## Record excerpts
##########
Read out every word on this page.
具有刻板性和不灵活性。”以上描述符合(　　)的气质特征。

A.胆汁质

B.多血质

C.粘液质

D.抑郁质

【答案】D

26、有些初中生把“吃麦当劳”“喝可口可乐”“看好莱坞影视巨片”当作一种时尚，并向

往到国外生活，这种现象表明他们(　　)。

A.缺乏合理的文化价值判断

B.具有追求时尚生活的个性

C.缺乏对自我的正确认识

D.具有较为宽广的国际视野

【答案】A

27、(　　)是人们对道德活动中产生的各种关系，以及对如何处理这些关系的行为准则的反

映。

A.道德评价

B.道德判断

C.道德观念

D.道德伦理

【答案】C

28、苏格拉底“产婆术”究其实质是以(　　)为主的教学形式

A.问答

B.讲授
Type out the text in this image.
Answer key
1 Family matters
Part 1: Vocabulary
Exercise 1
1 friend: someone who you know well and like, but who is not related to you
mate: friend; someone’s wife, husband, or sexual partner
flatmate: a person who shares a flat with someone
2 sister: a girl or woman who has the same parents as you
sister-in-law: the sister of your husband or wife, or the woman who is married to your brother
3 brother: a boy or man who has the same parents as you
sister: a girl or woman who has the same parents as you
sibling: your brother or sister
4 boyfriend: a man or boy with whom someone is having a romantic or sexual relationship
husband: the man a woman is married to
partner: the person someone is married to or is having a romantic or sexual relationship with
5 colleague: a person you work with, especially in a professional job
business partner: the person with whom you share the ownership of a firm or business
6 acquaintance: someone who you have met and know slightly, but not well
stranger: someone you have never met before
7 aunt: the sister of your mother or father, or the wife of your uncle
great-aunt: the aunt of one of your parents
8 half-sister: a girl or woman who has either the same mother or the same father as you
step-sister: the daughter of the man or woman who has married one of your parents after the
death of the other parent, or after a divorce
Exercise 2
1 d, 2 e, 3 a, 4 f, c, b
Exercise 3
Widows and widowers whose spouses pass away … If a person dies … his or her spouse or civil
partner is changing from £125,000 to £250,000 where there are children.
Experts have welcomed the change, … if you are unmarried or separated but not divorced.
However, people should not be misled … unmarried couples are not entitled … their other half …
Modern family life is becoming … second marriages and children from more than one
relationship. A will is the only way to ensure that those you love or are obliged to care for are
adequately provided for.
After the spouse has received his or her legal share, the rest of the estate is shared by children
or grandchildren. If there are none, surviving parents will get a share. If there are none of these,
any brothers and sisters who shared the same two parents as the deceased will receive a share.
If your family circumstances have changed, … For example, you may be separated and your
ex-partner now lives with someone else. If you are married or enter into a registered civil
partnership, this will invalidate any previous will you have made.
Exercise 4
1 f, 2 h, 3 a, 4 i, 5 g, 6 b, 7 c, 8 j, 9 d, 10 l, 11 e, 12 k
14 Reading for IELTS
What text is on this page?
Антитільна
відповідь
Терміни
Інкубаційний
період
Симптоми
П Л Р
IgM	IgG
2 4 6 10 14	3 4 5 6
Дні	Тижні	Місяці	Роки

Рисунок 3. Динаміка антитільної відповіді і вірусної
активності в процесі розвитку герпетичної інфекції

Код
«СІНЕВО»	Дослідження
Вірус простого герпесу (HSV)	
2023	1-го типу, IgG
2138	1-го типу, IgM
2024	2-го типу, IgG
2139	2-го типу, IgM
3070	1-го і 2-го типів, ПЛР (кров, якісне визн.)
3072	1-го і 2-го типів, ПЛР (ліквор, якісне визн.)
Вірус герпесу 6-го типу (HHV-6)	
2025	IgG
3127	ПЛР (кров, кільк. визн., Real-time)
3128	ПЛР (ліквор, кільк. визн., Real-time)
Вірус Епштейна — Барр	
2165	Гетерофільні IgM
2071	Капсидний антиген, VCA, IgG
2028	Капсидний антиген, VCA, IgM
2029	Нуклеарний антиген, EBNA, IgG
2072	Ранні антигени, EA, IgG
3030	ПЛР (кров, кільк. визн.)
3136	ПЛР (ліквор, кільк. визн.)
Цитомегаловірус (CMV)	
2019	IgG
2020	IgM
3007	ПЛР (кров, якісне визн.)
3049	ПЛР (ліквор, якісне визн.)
##########
## What is being asked
Count how many lines of the material hold the string "unmarried". Give the number and nothing more.

## Exercise answer
2